Your objective. Write out the full listing again, exactly as it stands.

begin Provided information

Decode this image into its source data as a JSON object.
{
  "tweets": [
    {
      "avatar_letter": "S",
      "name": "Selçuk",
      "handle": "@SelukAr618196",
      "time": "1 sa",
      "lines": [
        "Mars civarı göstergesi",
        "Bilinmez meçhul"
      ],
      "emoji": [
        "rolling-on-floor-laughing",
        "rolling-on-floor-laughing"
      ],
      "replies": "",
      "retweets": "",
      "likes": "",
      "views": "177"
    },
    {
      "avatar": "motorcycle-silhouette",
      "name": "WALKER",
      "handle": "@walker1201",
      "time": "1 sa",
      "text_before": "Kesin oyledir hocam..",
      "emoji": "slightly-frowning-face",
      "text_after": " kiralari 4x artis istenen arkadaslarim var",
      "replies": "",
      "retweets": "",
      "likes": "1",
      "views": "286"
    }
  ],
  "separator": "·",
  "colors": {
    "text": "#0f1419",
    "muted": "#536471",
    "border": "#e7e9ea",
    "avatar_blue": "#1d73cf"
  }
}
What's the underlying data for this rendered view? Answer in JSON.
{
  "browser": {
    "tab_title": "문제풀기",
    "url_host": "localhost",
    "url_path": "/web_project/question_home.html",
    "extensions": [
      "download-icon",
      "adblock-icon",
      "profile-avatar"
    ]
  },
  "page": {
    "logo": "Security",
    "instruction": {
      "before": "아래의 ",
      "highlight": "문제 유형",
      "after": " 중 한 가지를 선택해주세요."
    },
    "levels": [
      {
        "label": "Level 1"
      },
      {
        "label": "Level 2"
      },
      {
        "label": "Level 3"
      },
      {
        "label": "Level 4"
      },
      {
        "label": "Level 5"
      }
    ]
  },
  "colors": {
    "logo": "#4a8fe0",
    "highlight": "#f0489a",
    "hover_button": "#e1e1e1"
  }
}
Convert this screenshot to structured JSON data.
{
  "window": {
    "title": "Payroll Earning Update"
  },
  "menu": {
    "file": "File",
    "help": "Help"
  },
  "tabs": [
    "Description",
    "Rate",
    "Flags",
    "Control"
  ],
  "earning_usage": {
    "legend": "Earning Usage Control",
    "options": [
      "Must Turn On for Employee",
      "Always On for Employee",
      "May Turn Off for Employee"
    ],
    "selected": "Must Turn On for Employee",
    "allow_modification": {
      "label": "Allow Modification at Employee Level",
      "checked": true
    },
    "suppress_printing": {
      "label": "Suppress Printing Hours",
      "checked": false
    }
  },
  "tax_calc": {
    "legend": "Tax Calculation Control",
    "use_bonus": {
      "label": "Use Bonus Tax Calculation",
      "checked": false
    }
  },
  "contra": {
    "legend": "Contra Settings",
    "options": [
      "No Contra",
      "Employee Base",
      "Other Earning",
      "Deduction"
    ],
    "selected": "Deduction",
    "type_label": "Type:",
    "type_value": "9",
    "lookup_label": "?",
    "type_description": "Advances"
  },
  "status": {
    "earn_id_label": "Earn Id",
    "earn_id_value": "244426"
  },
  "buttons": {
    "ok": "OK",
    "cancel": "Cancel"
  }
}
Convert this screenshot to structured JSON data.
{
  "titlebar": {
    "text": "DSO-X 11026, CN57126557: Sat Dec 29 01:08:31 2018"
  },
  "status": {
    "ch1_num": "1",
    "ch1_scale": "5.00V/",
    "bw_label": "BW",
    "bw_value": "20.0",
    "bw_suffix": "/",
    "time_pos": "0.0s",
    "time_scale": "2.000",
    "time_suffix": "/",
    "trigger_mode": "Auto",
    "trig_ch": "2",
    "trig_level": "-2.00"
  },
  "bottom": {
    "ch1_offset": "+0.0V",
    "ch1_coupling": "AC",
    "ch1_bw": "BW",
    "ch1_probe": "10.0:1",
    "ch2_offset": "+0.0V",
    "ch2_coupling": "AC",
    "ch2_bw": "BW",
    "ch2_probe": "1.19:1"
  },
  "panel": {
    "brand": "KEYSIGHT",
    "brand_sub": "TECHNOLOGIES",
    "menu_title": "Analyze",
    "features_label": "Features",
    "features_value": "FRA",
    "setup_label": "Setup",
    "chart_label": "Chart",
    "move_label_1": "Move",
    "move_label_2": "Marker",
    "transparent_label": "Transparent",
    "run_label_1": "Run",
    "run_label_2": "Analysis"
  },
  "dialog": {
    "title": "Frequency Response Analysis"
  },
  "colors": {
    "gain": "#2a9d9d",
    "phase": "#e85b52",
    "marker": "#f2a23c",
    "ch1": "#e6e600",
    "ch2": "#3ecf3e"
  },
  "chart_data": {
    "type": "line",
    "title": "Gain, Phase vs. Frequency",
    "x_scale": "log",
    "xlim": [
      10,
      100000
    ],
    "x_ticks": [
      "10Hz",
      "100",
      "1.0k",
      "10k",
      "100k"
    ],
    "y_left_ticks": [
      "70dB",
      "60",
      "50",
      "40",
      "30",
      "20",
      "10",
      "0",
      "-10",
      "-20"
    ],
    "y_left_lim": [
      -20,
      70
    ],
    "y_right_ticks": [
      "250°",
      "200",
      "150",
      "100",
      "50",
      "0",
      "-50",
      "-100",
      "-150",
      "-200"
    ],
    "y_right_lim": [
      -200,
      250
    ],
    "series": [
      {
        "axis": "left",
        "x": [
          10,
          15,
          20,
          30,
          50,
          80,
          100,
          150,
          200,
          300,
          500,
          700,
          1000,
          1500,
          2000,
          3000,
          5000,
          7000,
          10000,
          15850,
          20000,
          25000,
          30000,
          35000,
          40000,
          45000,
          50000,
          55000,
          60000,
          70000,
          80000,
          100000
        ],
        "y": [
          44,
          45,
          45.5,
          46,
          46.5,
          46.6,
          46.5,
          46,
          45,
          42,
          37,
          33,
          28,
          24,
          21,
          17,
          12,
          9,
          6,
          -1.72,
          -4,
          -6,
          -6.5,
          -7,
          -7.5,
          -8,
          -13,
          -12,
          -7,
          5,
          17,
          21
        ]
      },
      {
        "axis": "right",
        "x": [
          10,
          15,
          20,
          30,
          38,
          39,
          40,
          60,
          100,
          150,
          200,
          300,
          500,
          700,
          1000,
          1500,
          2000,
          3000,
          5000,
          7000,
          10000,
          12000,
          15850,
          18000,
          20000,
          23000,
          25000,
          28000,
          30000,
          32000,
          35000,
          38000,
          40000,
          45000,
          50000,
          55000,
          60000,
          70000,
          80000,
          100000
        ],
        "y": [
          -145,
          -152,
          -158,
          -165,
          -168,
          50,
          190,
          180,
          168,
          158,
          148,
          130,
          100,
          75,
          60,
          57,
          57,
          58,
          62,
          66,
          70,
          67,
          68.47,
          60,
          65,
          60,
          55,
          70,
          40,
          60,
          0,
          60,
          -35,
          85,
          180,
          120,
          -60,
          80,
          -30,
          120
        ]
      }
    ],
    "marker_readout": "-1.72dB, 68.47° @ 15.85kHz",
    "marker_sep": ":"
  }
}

end Provided information

Output below.
Decode this image into its source data as a JSON object.
{
  "tweets": [
    {
      "avatar_letter": "S",
      "name": "Selçuk",
      "handle": "@SelukAr618196",
      "time": "1 sa",
      "lines": [
        "Mars civarı göstergesi",
        "Bilinmez meçhul"
      ],
      "emoji": [
        "rolling-on-floor-laughing",
        "rolling-on-floor-laughing"
      ],
      "replies": "",
      "retweets": "",
      "likes": "",
      "views": "177"
    },
    {
      "avatar": "motorcycle-silhouette",
      "name": "WALKER",
      "handle": "@walker1201",
      "time": "1 sa",
      "text_before": "Kesin oyledir hocam..",
      "emoji": "slightly-frowning-face",
      "text_after": " kiralari 4x artis istenen arkadaslarim var",
      "replies": "",
      "retweets": "",
      "likes": "1",
      "views": "286"
    }
  ],
  "separator": "·",
  "colors": {
    "text": "#0f1419",
    "muted": "#536471",
    "border": "#e7e9ea",
    "avatar_blue": "#1d73cf"
  }
}
What's the underlying data for this rendered view? Answer in JSON.
{
  "browser": {
    "tab_title": "문제풀기",
    "url_host": "localhost",
    "url_path": "/web_project/question_home.html",
    "extensions": [
      "download-icon",
      "adblock-icon",
      "profile-avatar"
    ]
  },
  "page": {
    "logo": "Security",
    "instruction": {
      "before": "아래의 ",
      "highlight": "문제 유형",
      "after": " 중 한 가지를 선택해주세요."
    },
    "levels": [
      {
        "label": "Level 1"
      },
      {
        "label": "Level 2"
      },
      {
        "label": "Level 3"
      },
      {
        "label": "Level 4"
      },
      {
        "label": "Level 5"
      }
    ]
  },
  "colors": {
    "logo": "#4a8fe0",
    "highlight": "#f0489a",
    "hover_button": "#e1e1e1"
  }
}
Convert this screenshot to structured JSON data.
{
  "window": {
    "title": "Payroll Earning Update"
  },
  "menu": {
    "file": "File",
    "help": "Help"
  },
  "tabs": [
    "Description",
    "Rate",
    "Flags",
    "Control"
  ],
  "earning_usage": {
    "legend": "Earning Usage Control",
    "options": [
      "Must Turn On for Employee",
      "Always On for Employee",
      "May Turn Off for Employee"
    ],
    "selected": "Must Turn On for Employee",
    "allow_modification": {
      "label": "Allow Modification at Employee Level",
      "checked": true
    },
    "suppress_printing": {
      "label": "Suppress Printing Hours",
      "checked": false
    }
  },
  "tax_calc": {
    "legend": "Tax Calculation Control",
    "use_bonus": {
      "label": "Use Bonus Tax Calculation",
      "checked": false
    }
  },
  "contra": {
    "legend": "Contra Settings",
    "options": [
      "No Contra",
      "Employee Base",
      "Other Earning",
      "Deduction"
    ],
    "selected": "Deduction",
    "type_label": "Type:",
    "type_value": "9",
    "lookup_label": "?",
    "type_description": "Advances"
  },
  "status": {
    "earn_id_label": "Earn Id",
    "earn_id_value": "244426"
  },
  "buttons": {
    "ok": "OK",
    "cancel": "Cancel"
  }
}
Convert this screenshot to structured JSON data.
{
  "titlebar": {
    "text": "DSO-X 11026, CN57126557: Sat Dec 29 01:08:31 2018"
  },
  "status": {
    "ch1_num": "1",
    "ch1_scale": "5.00V/",
    "bw_label": "BW",
    "bw_value": "20.0",
    "bw_suffix": "/",
    "time_pos": "0.0s",
    "time_scale": "2.000",
    "time_suffix": "/",
    "trigger_mode": "Auto",
    "trig_ch": "2",
    "trig_level": "-2.00"
  },
  "bottom": {
    "ch1_offset": "+0.0V",
    "ch1_coupling": "AC",
    "ch1_bw": "BW",
    "ch1_probe": "10.0:1",
    "ch2_offset": "+0.0V",
    "ch2_coupling": "AC",
    "ch2_bw": "BW",
    "ch2_probe": "1.19:1"
  },
  "panel": {
    "brand": "KEYSIGHT",
    "brand_sub": "TECHNOLOGIES",
    "menu_title": "Analyze",
    "features_label": "Features",
    "features_value": "FRA",
    "setup_label": "Setup",
    "chart_label": "Chart",
    "move_label_1": "Move",
    "move_label_2": "Marker",
    "transparent_label": "Transparent",
    "run_label_1": "Run",
    "run_label_2": "Analysis"
  },
  "dialog": {
    "title": "Frequency Response Analysis"
  },
  "colors": {
    "gain": "#2a9d9d",
    "phase": "#e85b52",
    "marker": "#f2a23c",
    "ch1": "#e6e600",
    "ch2": "#3ecf3e"
  },
  "chart_data": {
    "type": "line",
    "title": "Gain, Phase vs. Frequency",
    "x_scale": "log",
    "xlim": [
      10,
      100000
    ],
    "x_ticks": [
      "10Hz",
      "100",
      "1.0k",
      "10k",
      "100k"
    ],
    "y_left_ticks": [
      "70dB",
      "60",
      "50",
      "40",
      "30",
      "20",
      "10",
      "0",
      "-10",
      "-20"
    ],
    "y_left_lim": [
      -20,
      70
    ],
    "y_right_ticks": [
      "250°",
      "200",
      "150",
      "100",
      "50",
      "0",
      "-50",
      "-100",
      "-150",
      "-200"
    ],
    "y_right_lim": [
      -200,
      250
    ],
    "series": [
      {
        "axis": "left",
        "x": [
          10,
          15,
          20,
          30,
          50,
          80,
          100,
          150,
          200,
          300,
          500,
          700,
          1000,
          1500,
          2000,
          3000,
          5000,
          7000,
          10000,
          15850,
          20000,
          25000,
          30000,
          35000,
          40000,
          45000,
          50000,
          55000,
          60000,
          70000,
          80000,
          100000
        ],
        "y": [
          44,
          45,
          45.5,
          46,
          46.5,
          46.6,
          46.5,
          46,
          45,
          42,
          37,
          33,
          28,
          24,
          21,
          17,
          12,
          9,
          6,
          -1.72,
          -4,
          -6,
          -6.5,
          -7,
          -7.5,
          -8,
          -13,
          -12,
          -7,
          5,
          17,
          21
        ]
      },
      {
        "axis": "right",
        "x": [
          10,
          15,
          20,
          30,
          38,
          39,
          40,
          60,
          100,
          150,
          200,
          300,
          500,
          700,
          1000,
          1500,
          2000,
          3000,
          5000,
          7000,
          10000,
          12000,
          15850,
          18000,
          20000,
          23000,
          25000,
          28000,
          30000,
          32000,
          35000,
          38000,
          40000,
          45000,
          50000,
          55000,
          60000,
          70000,
          80000,
          100000
        ],
        "y": [
          -145,
          -152,
          -158,
          -165,
          -168,
          50,
          190,
          180,
          168,
          158,
          148,
          130,
          100,
          75,
          60,
          57,
          57,
          58,
          62,
          66,
          70,
          67,
          68.47,
          60,
          65,
          60,
          55,
          70,
          40,
          60,
          0,
          60,
          -35,
          85,
          180,
          120,
          -60,
          80,
          -30,
          120
        ]
      }
    ],
    "marker_readout": "-1.72dB, 68.47° @ 15.85kHz",
    "marker_sep": ":"
  }
}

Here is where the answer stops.